__SOURCE DATA__:
________

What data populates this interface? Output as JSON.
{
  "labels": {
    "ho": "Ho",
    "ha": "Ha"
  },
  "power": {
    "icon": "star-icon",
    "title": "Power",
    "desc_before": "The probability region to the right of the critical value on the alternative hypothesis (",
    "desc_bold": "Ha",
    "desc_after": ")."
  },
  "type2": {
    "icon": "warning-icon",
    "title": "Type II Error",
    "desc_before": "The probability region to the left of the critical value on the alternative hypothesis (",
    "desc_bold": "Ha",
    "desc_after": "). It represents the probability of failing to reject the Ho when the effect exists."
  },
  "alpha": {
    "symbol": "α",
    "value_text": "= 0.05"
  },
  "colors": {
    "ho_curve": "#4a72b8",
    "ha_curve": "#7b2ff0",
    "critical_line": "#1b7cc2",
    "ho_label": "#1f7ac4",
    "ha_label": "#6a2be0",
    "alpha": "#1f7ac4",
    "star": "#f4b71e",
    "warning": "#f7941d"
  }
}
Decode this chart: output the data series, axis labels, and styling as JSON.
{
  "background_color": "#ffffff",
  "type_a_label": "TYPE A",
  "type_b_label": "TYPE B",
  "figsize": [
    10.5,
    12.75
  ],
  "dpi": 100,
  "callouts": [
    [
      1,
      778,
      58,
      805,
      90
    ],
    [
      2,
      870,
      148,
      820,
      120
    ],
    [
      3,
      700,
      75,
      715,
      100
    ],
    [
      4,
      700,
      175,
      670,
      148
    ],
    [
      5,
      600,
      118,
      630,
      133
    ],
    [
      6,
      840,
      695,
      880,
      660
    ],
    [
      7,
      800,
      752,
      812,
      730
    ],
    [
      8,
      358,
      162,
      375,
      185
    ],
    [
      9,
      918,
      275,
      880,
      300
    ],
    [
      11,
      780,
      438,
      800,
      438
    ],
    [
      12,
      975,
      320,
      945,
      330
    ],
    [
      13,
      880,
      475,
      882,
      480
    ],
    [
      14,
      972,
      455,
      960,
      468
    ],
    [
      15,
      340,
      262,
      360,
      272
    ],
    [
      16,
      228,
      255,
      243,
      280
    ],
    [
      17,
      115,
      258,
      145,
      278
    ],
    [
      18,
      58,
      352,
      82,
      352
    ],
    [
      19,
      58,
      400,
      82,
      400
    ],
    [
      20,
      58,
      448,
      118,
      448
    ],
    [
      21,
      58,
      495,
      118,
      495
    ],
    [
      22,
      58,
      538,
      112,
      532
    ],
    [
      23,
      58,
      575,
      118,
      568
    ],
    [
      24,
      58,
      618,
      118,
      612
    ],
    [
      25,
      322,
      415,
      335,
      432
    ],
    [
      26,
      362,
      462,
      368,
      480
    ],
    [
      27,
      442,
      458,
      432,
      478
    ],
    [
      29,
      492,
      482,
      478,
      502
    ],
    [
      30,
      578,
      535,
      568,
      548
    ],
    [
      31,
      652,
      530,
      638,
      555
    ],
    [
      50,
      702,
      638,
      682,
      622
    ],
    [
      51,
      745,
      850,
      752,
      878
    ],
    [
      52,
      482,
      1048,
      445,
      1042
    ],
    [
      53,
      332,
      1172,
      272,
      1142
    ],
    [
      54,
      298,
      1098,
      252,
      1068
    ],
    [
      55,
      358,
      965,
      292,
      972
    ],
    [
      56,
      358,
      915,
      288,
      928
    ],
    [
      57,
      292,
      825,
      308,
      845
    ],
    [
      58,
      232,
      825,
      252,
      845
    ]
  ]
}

________

__YOUR INSTRUCTIONS__:
Using the material above, report each line where "probability" occurs.

__EXPECTED ANSWER__:
    "desc_before": "The probability region to the right of the critical value on the alternative hypothesis (",
    "desc_before": "The probability region to the left of the critical value on the alternative hypothesis (",
    "desc_after": "). It represents the probability of failing to reject the Ho when the effect exists."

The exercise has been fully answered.